**TASK DIRECTIONS:** Copy the data word for word, keeping every line.

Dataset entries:
—————
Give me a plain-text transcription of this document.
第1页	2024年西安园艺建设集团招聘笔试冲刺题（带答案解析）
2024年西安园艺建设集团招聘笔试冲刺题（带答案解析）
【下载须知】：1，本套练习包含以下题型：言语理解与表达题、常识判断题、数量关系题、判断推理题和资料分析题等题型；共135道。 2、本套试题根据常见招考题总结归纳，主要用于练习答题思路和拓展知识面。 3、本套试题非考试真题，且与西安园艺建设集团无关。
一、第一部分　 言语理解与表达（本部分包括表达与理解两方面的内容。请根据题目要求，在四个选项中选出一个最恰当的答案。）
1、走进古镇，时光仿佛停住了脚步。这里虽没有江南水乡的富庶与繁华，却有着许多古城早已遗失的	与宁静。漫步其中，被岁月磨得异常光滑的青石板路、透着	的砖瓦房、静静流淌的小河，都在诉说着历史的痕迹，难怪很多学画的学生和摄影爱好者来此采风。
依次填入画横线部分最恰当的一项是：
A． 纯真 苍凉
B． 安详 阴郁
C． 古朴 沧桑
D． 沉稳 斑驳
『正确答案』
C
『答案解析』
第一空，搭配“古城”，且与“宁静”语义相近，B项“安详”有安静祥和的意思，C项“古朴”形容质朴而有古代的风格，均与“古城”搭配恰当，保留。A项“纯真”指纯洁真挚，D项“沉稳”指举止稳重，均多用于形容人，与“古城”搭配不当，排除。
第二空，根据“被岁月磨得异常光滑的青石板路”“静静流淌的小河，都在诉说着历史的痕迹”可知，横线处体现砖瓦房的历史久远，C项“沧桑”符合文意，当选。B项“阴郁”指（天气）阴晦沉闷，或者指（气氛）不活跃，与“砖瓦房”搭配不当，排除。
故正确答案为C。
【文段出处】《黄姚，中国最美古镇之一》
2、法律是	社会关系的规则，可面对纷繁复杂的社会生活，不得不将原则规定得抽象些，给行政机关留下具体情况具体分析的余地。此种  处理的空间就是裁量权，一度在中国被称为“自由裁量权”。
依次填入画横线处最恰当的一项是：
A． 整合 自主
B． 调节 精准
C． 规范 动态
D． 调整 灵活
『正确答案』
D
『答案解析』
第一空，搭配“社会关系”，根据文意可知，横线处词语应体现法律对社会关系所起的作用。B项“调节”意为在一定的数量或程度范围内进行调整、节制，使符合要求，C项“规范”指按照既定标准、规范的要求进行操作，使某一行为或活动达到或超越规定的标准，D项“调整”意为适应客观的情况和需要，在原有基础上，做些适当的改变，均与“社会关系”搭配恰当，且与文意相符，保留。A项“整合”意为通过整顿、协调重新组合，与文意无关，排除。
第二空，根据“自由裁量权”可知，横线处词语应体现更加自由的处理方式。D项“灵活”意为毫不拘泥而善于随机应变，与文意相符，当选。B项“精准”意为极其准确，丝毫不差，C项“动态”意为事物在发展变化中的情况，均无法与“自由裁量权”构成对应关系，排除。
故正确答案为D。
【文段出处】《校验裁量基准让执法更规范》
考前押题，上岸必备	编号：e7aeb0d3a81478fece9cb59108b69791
—————
**SOLUTION FOR THIS PROBLEM:**
Give me a plain-text transcription of this document.
第1页	2024年西安园艺建设集团招聘笔试冲刺题（带答案解析）
2024年西安园艺建设集团招聘笔试冲刺题（带答案解析）
【下载须知】：1，本套练习包含以下题型：言语理解与表达题、常识判断题、数量关系题、判断推理题和资料分析题等题型；共135道。 2、本套试题根据常见招考题总结归纳，主要用于练习答题思路和拓展知识面。 3、本套试题非考试真题，且与西安园艺建设集团无关。
一、第一部分　 言语理解与表达（本部分包括表达与理解两方面的内容。请根据题目要求，在四个选项中选出一个最恰当的答案。）
1、走进古镇，时光仿佛停住了脚步。这里虽没有江南水乡的富庶与繁华，却有着许多古城早已遗失的	与宁静。漫步其中，被岁月磨得异常光滑的青石板路、透着	的砖瓦房、静静流淌的小河，都在诉说着历史的痕迹，难怪很多学画的学生和摄影爱好者来此采风。
依次填入画横线部分最恰当的一项是：
A． 纯真 苍凉
B． 安详 阴郁
C． 古朴 沧桑
D． 沉稳 斑驳
『正确答案』
C
『答案解析』
第一空，搭配“古城”，且与“宁静”语义相近，B项“安详”有安静祥和的意思，C项“古朴”形容质朴而有古代的风格，均与“古城”搭配恰当，保留。A项“纯真”指纯洁真挚，D项“沉稳”指举止稳重，均多用于形容人，与“古城”搭配不当，排除。
第二空，根据“被岁月磨得异常光滑的青石板路”“静静流淌的小河，都在诉说着历史的痕迹”可知，横线处体现砖瓦房的历史久远，C项“沧桑”符合文意，当选。B项“阴郁”指（天气）阴晦沉闷，或者指（气氛）不活跃，与“砖瓦房”搭配不当，排除。
故正确答案为C。
【文段出处】《黄姚，中国最美古镇之一》
2、法律是	社会关系的规则，可面对纷繁复杂的社会生活，不得不将原则规定得抽象些，给行政机关留下具体情况具体分析的余地。此种  处理的空间就是裁量权，一度在中国被称为“自由裁量权”。
依次填入画横线处最恰当的一项是：
A． 整合 自主
B． 调节 精准
C． 规范 动态
D． 调整 灵活
『正确答案』
D
『答案解析』
第一空，搭配“社会关系”，根据文意可知，横线处词语应体现法律对社会关系所起的作用。B项“调节”意为在一定的数量或程度范围内进行调整、节制，使符合要求，C项“规范”指按照既定标准、规范的要求进行操作，使某一行为或活动达到或超越规定的标准，D项“调整”意为适应客观的情况和需要，在原有基础上，做些适当的改变，均与“社会关系”搭配恰当，且与文意相符，保留。A项“整合”意为通过整顿、协调重新组合，与文意无关，排除。
第二空，根据“自由裁量权”可知，横线处词语应体现更加自由的处理方式。D项“灵活”意为毫不拘泥而善于随机应变，与文意相符，当选。B项“精准”意为极其准确，丝毫不差，C项“动态”意为事物在发展变化中的情况，均无法与“自由裁量权”构成对应关系，排除。
故正确答案为D。
【文段出处】《校验裁量基准让执法更规范》
考前押题，上岸必备	编号：e7aeb0d3a81478fece9cb59108b69791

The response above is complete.